→ The input:
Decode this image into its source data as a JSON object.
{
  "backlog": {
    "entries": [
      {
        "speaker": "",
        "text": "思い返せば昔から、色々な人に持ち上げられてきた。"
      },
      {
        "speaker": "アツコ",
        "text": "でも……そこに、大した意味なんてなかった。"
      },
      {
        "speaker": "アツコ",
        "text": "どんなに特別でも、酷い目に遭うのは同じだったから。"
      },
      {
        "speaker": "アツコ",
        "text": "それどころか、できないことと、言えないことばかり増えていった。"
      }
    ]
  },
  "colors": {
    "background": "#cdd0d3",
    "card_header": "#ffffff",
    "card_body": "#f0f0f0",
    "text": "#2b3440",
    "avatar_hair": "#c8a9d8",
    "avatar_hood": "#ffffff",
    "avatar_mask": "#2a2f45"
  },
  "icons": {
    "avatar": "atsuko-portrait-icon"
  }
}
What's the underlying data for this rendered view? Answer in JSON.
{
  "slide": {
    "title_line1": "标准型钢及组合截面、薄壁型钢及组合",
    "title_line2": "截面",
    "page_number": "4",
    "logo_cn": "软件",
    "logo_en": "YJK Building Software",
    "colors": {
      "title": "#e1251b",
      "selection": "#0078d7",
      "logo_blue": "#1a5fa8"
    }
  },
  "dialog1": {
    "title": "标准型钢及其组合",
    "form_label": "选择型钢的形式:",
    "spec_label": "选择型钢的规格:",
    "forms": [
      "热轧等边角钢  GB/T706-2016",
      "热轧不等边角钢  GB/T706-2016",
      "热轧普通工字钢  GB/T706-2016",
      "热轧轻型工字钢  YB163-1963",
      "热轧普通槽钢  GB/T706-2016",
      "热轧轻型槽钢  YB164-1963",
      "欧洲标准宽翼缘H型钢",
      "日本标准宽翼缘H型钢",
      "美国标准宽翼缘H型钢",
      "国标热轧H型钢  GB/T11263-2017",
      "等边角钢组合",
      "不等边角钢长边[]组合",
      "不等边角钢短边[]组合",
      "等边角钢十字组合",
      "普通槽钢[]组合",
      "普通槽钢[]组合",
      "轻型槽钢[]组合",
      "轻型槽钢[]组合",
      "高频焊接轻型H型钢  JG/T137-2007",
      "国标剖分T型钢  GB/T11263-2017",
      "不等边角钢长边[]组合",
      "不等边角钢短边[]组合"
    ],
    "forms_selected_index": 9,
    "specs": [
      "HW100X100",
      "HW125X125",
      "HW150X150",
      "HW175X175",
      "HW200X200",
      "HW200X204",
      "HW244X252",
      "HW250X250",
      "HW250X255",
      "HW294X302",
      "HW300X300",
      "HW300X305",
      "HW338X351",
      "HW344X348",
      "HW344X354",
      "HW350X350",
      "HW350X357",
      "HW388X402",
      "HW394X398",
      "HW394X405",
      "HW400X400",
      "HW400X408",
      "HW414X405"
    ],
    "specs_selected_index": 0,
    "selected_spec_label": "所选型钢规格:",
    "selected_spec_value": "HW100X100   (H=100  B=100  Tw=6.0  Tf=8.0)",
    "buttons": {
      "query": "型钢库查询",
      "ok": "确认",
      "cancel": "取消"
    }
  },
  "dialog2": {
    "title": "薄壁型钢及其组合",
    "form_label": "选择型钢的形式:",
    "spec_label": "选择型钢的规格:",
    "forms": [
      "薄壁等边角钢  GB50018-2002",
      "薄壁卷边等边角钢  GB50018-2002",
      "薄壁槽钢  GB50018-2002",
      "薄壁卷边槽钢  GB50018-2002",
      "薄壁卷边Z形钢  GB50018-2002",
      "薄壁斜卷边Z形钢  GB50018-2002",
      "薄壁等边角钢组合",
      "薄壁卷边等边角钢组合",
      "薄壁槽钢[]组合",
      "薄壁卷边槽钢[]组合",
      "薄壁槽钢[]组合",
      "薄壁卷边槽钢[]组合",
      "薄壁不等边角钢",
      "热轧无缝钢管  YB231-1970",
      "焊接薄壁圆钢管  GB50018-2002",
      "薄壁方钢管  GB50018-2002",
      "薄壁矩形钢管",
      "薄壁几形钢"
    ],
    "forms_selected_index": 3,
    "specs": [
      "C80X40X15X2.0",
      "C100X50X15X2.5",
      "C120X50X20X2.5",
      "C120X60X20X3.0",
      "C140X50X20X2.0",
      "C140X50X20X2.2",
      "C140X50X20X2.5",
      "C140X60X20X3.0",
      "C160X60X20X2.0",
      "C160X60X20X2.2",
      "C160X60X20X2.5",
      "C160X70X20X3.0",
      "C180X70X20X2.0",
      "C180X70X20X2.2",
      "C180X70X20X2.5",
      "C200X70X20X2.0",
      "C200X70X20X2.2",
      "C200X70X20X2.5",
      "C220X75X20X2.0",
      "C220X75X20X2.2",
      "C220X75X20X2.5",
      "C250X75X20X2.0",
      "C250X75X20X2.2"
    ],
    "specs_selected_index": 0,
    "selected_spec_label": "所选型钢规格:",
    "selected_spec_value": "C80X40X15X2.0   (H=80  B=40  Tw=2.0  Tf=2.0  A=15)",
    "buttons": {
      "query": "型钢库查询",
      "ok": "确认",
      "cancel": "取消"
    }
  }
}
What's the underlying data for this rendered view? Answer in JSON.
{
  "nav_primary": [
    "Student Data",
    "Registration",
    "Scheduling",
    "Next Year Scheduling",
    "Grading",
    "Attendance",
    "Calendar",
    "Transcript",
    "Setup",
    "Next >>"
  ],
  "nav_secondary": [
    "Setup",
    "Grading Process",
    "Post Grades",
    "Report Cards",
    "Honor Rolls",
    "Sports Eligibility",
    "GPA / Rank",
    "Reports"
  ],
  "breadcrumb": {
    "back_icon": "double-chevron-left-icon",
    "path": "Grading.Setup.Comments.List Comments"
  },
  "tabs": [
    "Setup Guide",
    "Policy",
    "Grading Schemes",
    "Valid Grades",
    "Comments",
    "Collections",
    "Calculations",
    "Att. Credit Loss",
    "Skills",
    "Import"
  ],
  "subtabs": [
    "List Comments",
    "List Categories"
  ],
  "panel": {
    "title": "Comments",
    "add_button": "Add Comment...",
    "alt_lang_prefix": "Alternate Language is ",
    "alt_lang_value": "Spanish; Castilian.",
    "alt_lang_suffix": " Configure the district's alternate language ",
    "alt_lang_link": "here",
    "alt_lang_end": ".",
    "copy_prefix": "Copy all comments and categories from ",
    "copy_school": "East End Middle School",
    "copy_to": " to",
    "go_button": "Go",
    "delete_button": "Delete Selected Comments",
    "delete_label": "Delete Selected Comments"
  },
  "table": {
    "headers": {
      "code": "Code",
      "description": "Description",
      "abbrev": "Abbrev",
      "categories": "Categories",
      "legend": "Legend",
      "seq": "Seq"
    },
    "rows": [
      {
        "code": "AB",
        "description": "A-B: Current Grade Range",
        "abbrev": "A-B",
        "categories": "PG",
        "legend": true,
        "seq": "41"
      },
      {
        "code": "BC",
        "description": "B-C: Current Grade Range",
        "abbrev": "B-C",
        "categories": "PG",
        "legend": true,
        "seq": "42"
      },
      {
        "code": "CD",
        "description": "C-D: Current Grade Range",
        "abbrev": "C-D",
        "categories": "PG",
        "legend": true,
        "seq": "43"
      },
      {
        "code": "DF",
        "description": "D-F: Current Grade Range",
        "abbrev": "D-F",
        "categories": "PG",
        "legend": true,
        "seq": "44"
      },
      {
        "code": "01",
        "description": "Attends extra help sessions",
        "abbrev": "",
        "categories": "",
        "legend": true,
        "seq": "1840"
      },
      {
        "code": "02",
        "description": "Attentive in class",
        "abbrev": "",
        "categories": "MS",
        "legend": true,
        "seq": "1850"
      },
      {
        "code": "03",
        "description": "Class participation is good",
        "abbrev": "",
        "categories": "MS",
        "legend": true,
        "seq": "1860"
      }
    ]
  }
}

→ Job: Of the lines in the material, how many hold the word "text"? Reply with the number only.

→ Exercise output: 5